** START OF SOURCE DATA **

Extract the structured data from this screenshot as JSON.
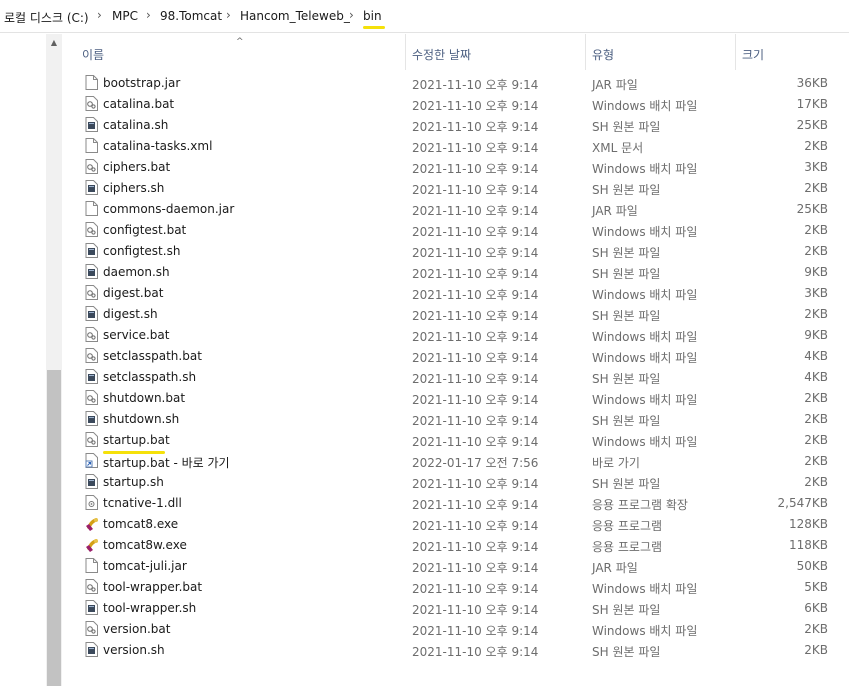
{
  "breadcrumb": {
    "items": [
      "로컬 디스크 (C:)",
      "MPC",
      "98.Tomcat",
      "Hancom_Teleweb_",
      "bin"
    ],
    "separator": "›"
  },
  "columns": {
    "name": "이름",
    "modified": "수정한 날짜",
    "type": "유형",
    "size": "크기"
  },
  "files": [
    {
      "name": "bootstrap.jar",
      "modified": "2021-11-10 오후 9:14",
      "type": "JAR 파일",
      "size": "36KB",
      "icon": "blank-file-icon"
    },
    {
      "name": "catalina.bat",
      "modified": "2021-11-10 오후 9:14",
      "type": "Windows 배치 파일",
      "size": "17KB",
      "icon": "batch-file-icon"
    },
    {
      "name": "catalina.sh",
      "modified": "2021-11-10 오후 9:14",
      "type": "SH 원본 파일",
      "size": "25KB",
      "icon": "shell-script-icon"
    },
    {
      "name": "catalina-tasks.xml",
      "modified": "2021-11-10 오후 9:14",
      "type": "XML 문서",
      "size": "2KB",
      "icon": "blank-file-icon"
    },
    {
      "name": "ciphers.bat",
      "modified": "2021-11-10 오후 9:14",
      "type": "Windows 배치 파일",
      "size": "3KB",
      "icon": "batch-file-icon"
    },
    {
      "name": "ciphers.sh",
      "modified": "2021-11-10 오후 9:14",
      "type": "SH 원본 파일",
      "size": "2KB",
      "icon": "shell-script-icon"
    },
    {
      "name": "commons-daemon.jar",
      "modified": "2021-11-10 오후 9:14",
      "type": "JAR 파일",
      "size": "25KB",
      "icon": "blank-file-icon"
    },
    {
      "name": "configtest.bat",
      "modified": "2021-11-10 오후 9:14",
      "type": "Windows 배치 파일",
      "size": "2KB",
      "icon": "batch-file-icon"
    },
    {
      "name": "configtest.sh",
      "modified": "2021-11-10 오후 9:14",
      "type": "SH 원본 파일",
      "size": "2KB",
      "icon": "shell-script-icon"
    },
    {
      "name": "daemon.sh",
      "modified": "2021-11-10 오후 9:14",
      "type": "SH 원본 파일",
      "size": "9KB",
      "icon": "shell-script-icon"
    },
    {
      "name": "digest.bat",
      "modified": "2021-11-10 오후 9:14",
      "type": "Windows 배치 파일",
      "size": "3KB",
      "icon": "batch-file-icon"
    },
    {
      "name": "digest.sh",
      "modified": "2021-11-10 오후 9:14",
      "type": "SH 원본 파일",
      "size": "2KB",
      "icon": "shell-script-icon"
    },
    {
      "name": "service.bat",
      "modified": "2021-11-10 오후 9:14",
      "type": "Windows 배치 파일",
      "size": "9KB",
      "icon": "batch-file-icon"
    },
    {
      "name": "setclasspath.bat",
      "modified": "2021-11-10 오후 9:14",
      "type": "Windows 배치 파일",
      "size": "4KB",
      "icon": "batch-file-icon"
    },
    {
      "name": "setclasspath.sh",
      "modified": "2021-11-10 오후 9:14",
      "type": "SH 원본 파일",
      "size": "4KB",
      "icon": "shell-script-icon"
    },
    {
      "name": "shutdown.bat",
      "modified": "2021-11-10 오후 9:14",
      "type": "Windows 배치 파일",
      "size": "2KB",
      "icon": "batch-file-icon"
    },
    {
      "name": "shutdown.sh",
      "modified": "2021-11-10 오후 9:14",
      "type": "SH 원본 파일",
      "size": "2KB",
      "icon": "shell-script-icon"
    },
    {
      "name": "startup.bat",
      "modified": "2021-11-10 오후 9:14",
      "type": "Windows 배치 파일",
      "size": "2KB",
      "icon": "batch-file-icon"
    },
    {
      "name": "startup.bat - 바로 가기",
      "modified": "2022-01-17 오전 7:56",
      "type": "바로 가기",
      "size": "2KB",
      "icon": "shortcut-icon"
    },
    {
      "name": "startup.sh",
      "modified": "2021-11-10 오후 9:14",
      "type": "SH 원본 파일",
      "size": "2KB",
      "icon": "shell-script-icon"
    },
    {
      "name": "tcnative-1.dll",
      "modified": "2021-11-10 오후 9:14",
      "type": "응용 프로그램 확장",
      "size": "2,547KB",
      "icon": "dll-file-icon"
    },
    {
      "name": "tomcat8.exe",
      "modified": "2021-11-10 오후 9:14",
      "type": "응용 프로그램",
      "size": "128KB",
      "icon": "tomcat-app-icon"
    },
    {
      "name": "tomcat8w.exe",
      "modified": "2021-11-10 오후 9:14",
      "type": "응용 프로그램",
      "size": "118KB",
      "icon": "tomcat-app-icon"
    },
    {
      "name": "tomcat-juli.jar",
      "modified": "2021-11-10 오후 9:14",
      "type": "JAR 파일",
      "size": "50KB",
      "icon": "blank-file-icon"
    },
    {
      "name": "tool-wrapper.bat",
      "modified": "2021-11-10 오후 9:14",
      "type": "Windows 배치 파일",
      "size": "5KB",
      "icon": "batch-file-icon"
    },
    {
      "name": "tool-wrapper.sh",
      "modified": "2021-11-10 오후 9:14",
      "type": "SH 원본 파일",
      "size": "6KB",
      "icon": "shell-script-icon"
    },
    {
      "name": "version.bat",
      "modified": "2021-11-10 오후 9:14",
      "type": "Windows 배치 파일",
      "size": "2KB",
      "icon": "batch-file-icon"
    },
    {
      "name": "version.sh",
      "modified": "2021-11-10 오후 9:14",
      "type": "SH 원본 파일",
      "size": "2KB",
      "icon": "shell-script-icon"
    }
  ],
  "colors": {
    "highlight": "#f5e10a",
    "header_text": "#4d6082",
    "secondary_text": "#6d6d6d"
  }
}
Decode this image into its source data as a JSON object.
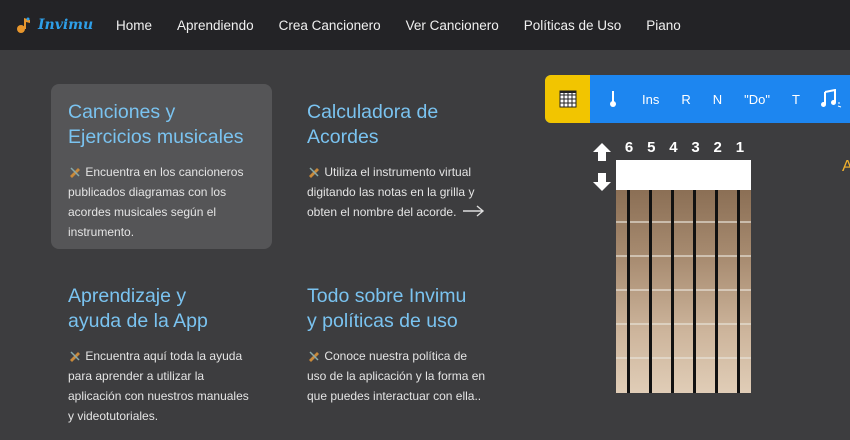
{
  "app": {
    "name": "Invimu"
  },
  "nav": {
    "items": [
      {
        "label": "Home"
      },
      {
        "label": "Aprendiendo"
      },
      {
        "label": "Crea Cancionero"
      },
      {
        "label": "Ver Cancionero"
      },
      {
        "label": "Políticas de Uso"
      },
      {
        "label": "Piano"
      }
    ]
  },
  "cards": [
    {
      "title_l1": "Canciones y",
      "title_l2": "Ejercicios musicales",
      "desc": "Encuentra en los cancioneros publicados diagramas con los acordes musicales según el instrumento."
    },
    {
      "title_l1": "Calculadora de",
      "title_l2": "Acordes",
      "desc": "Utiliza el instrumento virtual digitando las notas en la grilla y obten el nombre del acorde."
    },
    {
      "title_l1": "Aprendizaje y",
      "title_l2": "ayuda de la App",
      "desc": "Encuentra aquí toda la ayuda para aprender a utilizar la aplicación con nuestros manuales y videotutoriales."
    },
    {
      "title_l1": "Todo sobre Invimu",
      "title_l2": "y políticas de uso",
      "desc": "Conoce nuestra política de uso de la aplicación y la forma en que puedes interactuar con ella.."
    }
  ],
  "toolbar": {
    "buttons": [
      {
        "label": "Ins"
      },
      {
        "label": "R"
      },
      {
        "label": "N"
      },
      {
        "label": "\"Do\""
      },
      {
        "label": "T"
      }
    ]
  },
  "fretboard": {
    "string_numbers": [
      "6",
      "5",
      "4",
      "3",
      "2",
      "1"
    ],
    "side_letter": "A"
  },
  "colors": {
    "accent_blue": "#1d86f0",
    "accent_yellow": "#f2c500",
    "title_blue": "#7ac3f0"
  }
}
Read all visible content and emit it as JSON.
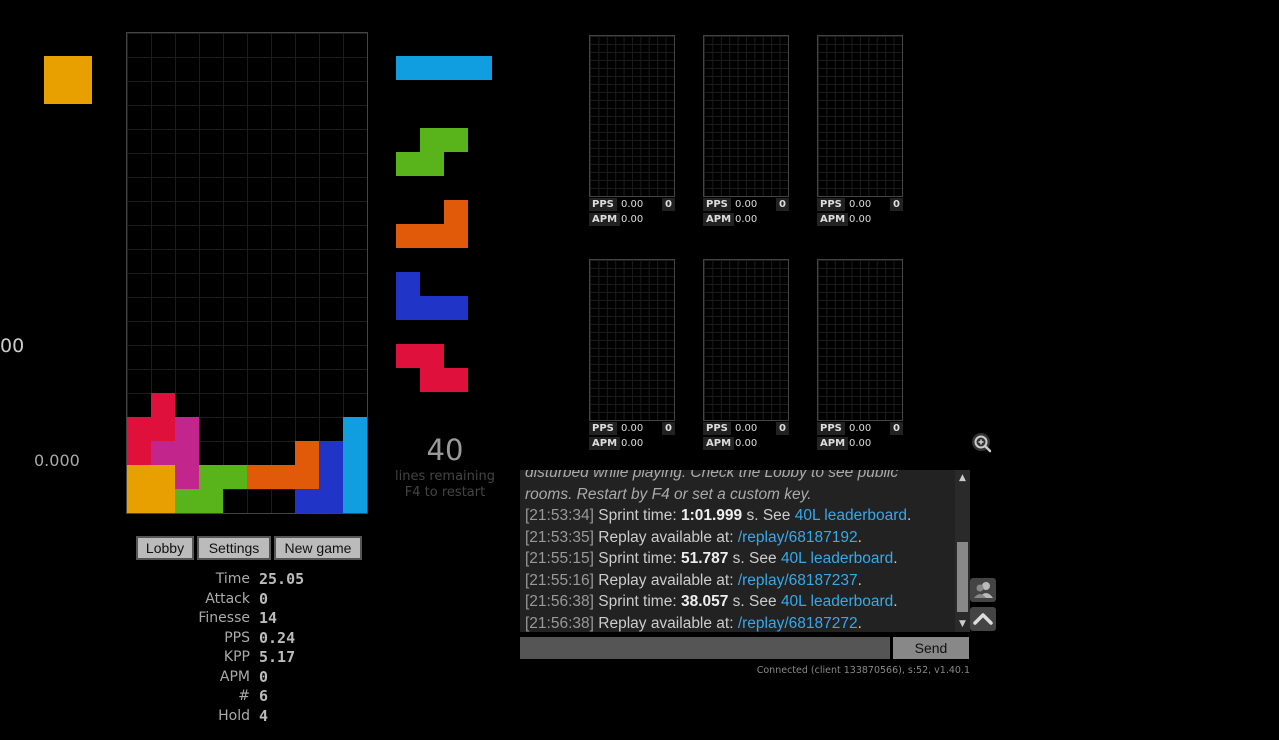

** END OF SOURCE DATA **

▸ PROBLEM STATEMENT: Tally the lines of the listing in which the word "startup" occurs, and state the total alone.

▸ RESULT OF THIS EXERCISE: 3